◆ TASK OBJECTIVE
Transcribe the records that follow exactly. Skip the pictures.

□ □ □

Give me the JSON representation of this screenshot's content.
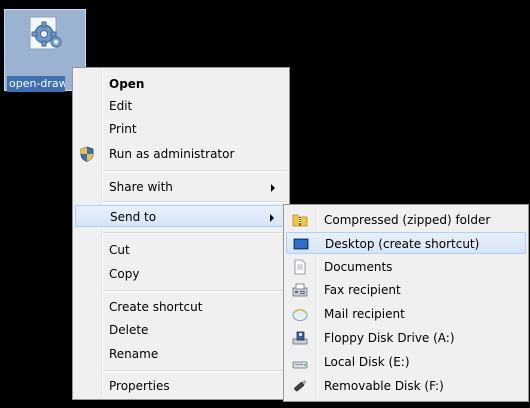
{
  "desktop_icon": {
    "label": "open-draw",
    "icon": "gear-document-icon"
  },
  "context_menu": {
    "items": [
      {
        "label": "Open",
        "bold": true
      },
      {
        "label": "Edit"
      },
      {
        "label": "Print"
      },
      {
        "label": "Run as administrator",
        "icon": "uac-shield-icon"
      },
      {
        "label": "Share with",
        "has_submenu": true
      },
      {
        "label": "Send to",
        "has_submenu": true,
        "highlighted": true
      },
      {
        "label": "Cut"
      },
      {
        "label": "Copy"
      },
      {
        "label": "Create shortcut"
      },
      {
        "label": "Delete"
      },
      {
        "label": "Rename"
      },
      {
        "label": "Properties"
      }
    ]
  },
  "send_to_menu": {
    "items": [
      {
        "label": "Compressed (zipped) folder",
        "icon": "zip-folder-icon"
      },
      {
        "label": "Desktop (create shortcut)",
        "icon": "desktop-icon",
        "highlighted": true
      },
      {
        "label": "Documents",
        "icon": "documents-icon"
      },
      {
        "label": "Fax recipient",
        "icon": "fax-icon"
      },
      {
        "label": "Mail recipient",
        "icon": "mail-icon"
      },
      {
        "label": "Floppy Disk Drive (A:)",
        "icon": "floppy-drive-icon"
      },
      {
        "label": "Local Disk (E:)",
        "icon": "local-disk-icon"
      },
      {
        "label": "Removable Disk (F:)",
        "icon": "removable-disk-icon"
      }
    ]
  },
  "colors": {
    "desktop_background": "#000000",
    "menu_background": "#f0f0f0",
    "highlight_border": "#aecff7",
    "icon_selection": "#9bb3d1"
  }
}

□ □ □

◆ TASK RESULT
Give me the JSON representation of this screenshot's content.
{
  "desktop_icon": {
    "label": "open-draw",
    "icon": "gear-document-icon"
  },
  "context_menu": {
    "items": [
      {
        "label": "Open",
        "bold": true
      },
      {
        "label": "Edit"
      },
      {
        "label": "Print"
      },
      {
        "label": "Run as administrator",
        "icon": "uac-shield-icon"
      },
      {
        "label": "Share with",
        "has_submenu": true
      },
      {
        "label": "Send to",
        "has_submenu": true,
        "highlighted": true
      },
      {
        "label": "Cut"
      },
      {
        "label": "Copy"
      },
      {
        "label": "Create shortcut"
      },
      {
        "label": "Delete"
      },
      {
        "label": "Rename"
      },
      {
        "label": "Properties"
      }
    ]
  },
  "send_to_menu": {
    "items": [
      {
        "label": "Compressed (zipped) folder",
        "icon": "zip-folder-icon"
      },
      {
        "label": "Desktop (create shortcut)",
        "icon": "desktop-icon",
        "highlighted": true
      },
      {
        "label": "Documents",
        "icon": "documents-icon"
      },
      {
        "label": "Fax recipient",
        "icon": "fax-icon"
      },
      {
        "label": "Mail recipient",
        "icon": "mail-icon"
      },
      {
        "label": "Floppy Disk Drive (A:)",
        "icon": "floppy-drive-icon"
      },
      {
        "label": "Local Disk (E:)",
        "icon": "local-disk-icon"
      },
      {
        "label": "Removable Disk (F:)",
        "icon": "removable-disk-icon"
      }
    ]
  },
  "colors": {
    "desktop_background": "#000000",
    "menu_background": "#f0f0f0",
    "highlight_border": "#aecff7",
    "icon_selection": "#9bb3d1"
  }
}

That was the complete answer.